[Dataset items]
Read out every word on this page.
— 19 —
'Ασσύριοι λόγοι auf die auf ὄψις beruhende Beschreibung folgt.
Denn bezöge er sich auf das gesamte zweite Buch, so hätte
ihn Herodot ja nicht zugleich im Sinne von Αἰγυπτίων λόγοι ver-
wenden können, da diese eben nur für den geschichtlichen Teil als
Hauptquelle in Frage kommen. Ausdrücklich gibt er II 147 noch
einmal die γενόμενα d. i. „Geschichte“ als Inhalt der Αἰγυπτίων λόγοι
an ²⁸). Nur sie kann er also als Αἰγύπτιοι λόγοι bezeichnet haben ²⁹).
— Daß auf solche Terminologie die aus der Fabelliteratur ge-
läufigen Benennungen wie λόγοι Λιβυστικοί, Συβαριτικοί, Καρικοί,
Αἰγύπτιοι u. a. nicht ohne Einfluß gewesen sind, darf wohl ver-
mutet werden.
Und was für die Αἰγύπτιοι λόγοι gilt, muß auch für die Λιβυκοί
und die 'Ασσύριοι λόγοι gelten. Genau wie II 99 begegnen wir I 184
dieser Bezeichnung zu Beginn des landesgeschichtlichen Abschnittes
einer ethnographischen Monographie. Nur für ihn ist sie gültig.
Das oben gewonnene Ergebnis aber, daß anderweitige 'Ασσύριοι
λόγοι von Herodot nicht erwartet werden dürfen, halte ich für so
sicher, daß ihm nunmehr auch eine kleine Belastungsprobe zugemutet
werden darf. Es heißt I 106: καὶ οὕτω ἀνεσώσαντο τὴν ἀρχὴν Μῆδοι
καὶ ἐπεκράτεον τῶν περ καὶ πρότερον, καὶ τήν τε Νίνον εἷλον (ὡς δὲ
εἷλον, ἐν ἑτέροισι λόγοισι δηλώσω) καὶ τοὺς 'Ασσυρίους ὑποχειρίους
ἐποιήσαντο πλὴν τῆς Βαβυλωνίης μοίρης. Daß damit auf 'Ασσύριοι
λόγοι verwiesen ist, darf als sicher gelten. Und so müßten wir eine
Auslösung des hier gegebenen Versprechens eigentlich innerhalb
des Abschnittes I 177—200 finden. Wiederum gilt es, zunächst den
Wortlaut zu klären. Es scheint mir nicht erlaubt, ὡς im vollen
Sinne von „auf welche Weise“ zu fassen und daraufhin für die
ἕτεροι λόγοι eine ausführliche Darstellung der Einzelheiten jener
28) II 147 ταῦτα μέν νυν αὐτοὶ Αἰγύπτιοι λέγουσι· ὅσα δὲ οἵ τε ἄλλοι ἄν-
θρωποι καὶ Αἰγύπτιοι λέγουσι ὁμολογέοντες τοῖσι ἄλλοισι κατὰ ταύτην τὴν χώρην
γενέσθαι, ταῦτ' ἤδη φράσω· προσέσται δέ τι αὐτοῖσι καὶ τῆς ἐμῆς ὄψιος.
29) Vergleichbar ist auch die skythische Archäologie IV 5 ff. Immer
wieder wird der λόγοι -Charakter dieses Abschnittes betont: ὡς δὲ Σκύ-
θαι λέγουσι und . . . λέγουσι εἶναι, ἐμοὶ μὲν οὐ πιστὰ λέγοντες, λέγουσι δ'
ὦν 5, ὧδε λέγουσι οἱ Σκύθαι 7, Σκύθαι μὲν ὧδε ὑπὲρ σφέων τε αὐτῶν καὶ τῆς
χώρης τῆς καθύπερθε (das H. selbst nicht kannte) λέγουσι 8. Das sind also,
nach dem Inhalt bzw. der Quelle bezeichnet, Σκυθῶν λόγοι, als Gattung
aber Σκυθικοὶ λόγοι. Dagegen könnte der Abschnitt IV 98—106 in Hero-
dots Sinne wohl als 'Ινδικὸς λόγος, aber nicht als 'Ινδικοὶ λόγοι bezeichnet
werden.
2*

=== Given request ===
Every entry must be output again, exactly as written above.

=== Exercise response ===
Read out every word on this page.
— 19 —
'Ασσύριοι λόγοι auf die auf ὄψις beruhende Beschreibung folgt.
Denn bezöge er sich auf das gesamte zweite Buch, so hätte
ihn Herodot ja nicht zugleich im Sinne von Αἰγυπτίων λόγοι ver-
wenden können, da diese eben nur für den geschichtlichen Teil als
Hauptquelle in Frage kommen. Ausdrücklich gibt er II 147 noch
einmal die γενόμενα d. i. „Geschichte“ als Inhalt der Αἰγυπτίων λόγοι
an ²⁸). Nur sie kann er also als Αἰγύπτιοι λόγοι bezeichnet haben ²⁹).
— Daß auf solche Terminologie die aus der Fabelliteratur ge-
läufigen Benennungen wie λόγοι Λιβυστικοί, Συβαριτικοί, Καρικοί,
Αἰγύπτιοι u. a. nicht ohne Einfluß gewesen sind, darf wohl ver-
mutet werden.
Und was für die Αἰγύπτιοι λόγοι gilt, muß auch für die Λιβυκοί
und die 'Ασσύριοι λόγοι gelten. Genau wie II 99 begegnen wir I 184
dieser Bezeichnung zu Beginn des landesgeschichtlichen Abschnittes
einer ethnographischen Monographie. Nur für ihn ist sie gültig.
Das oben gewonnene Ergebnis aber, daß anderweitige 'Ασσύριοι
λόγοι von Herodot nicht erwartet werden dürfen, halte ich für so
sicher, daß ihm nunmehr auch eine kleine Belastungsprobe zugemutet
werden darf. Es heißt I 106: καὶ οὕτω ἀνεσώσαντο τὴν ἀρχὴν Μῆδοι
καὶ ἐπεκράτεον τῶν περ καὶ πρότερον, καὶ τήν τε Νίνον εἷλον (ὡς δὲ
εἷλον, ἐν ἑτέροισι λόγοισι δηλώσω) καὶ τοὺς 'Ασσυρίους ὑποχειρίους
ἐποιήσαντο πλὴν τῆς Βαβυλωνίης μοίρης. Daß damit auf 'Ασσύριοι
λόγοι verwiesen ist, darf als sicher gelten. Und so müßten wir eine
Auslösung des hier gegebenen Versprechens eigentlich innerhalb
des Abschnittes I 177—200 finden. Wiederum gilt es, zunächst den
Wortlaut zu klären. Es scheint mir nicht erlaubt, ὡς im vollen
Sinne von „auf welche Weise“ zu fassen und daraufhin für die
ἕτεροι λόγοι eine ausführliche Darstellung der Einzelheiten jener
28) II 147 ταῦτα μέν νυν αὐτοὶ Αἰγύπτιοι λέγουσι· ὅσα δὲ οἵ τε ἄλλοι ἄν-
θρωποι καὶ Αἰγύπτιοι λέγουσι ὁμολογέοντες τοῖσι ἄλλοισι κατὰ ταύτην τὴν χώρην
γενέσθαι, ταῦτ' ἤδη φράσω· προσέσται δέ τι αὐτοῖσι καὶ τῆς ἐμῆς ὄψιος.
29) Vergleichbar ist auch die skythische Archäologie IV 5 ff. Immer
wieder wird der λόγοι -Charakter dieses Abschnittes betont: ὡς δὲ Σκύ-
θαι λέγουσι und . . . λέγουσι εἶναι, ἐμοὶ μὲν οὐ πιστὰ λέγοντες, λέγουσι δ'
ὦν 5, ὧδε λέγουσι οἱ Σκύθαι 7, Σκύθαι μὲν ὧδε ὑπὲρ σφέων τε αὐτῶν καὶ τῆς
χώρης τῆς καθύπερθε (das H. selbst nicht kannte) λέγουσι 8. Das sind also,
nach dem Inhalt bzw. der Quelle bezeichnet, Σκυθῶν λόγοι, als Gattung
aber Σκυθικοὶ λόγοι. Dagegen könnte der Abschnitt IV 98—106 in Hero-
dots Sinne wohl als 'Ινδικὸς λόγος, aber nicht als 'Ινδικοὶ λόγοι bezeichnet
werden.
2*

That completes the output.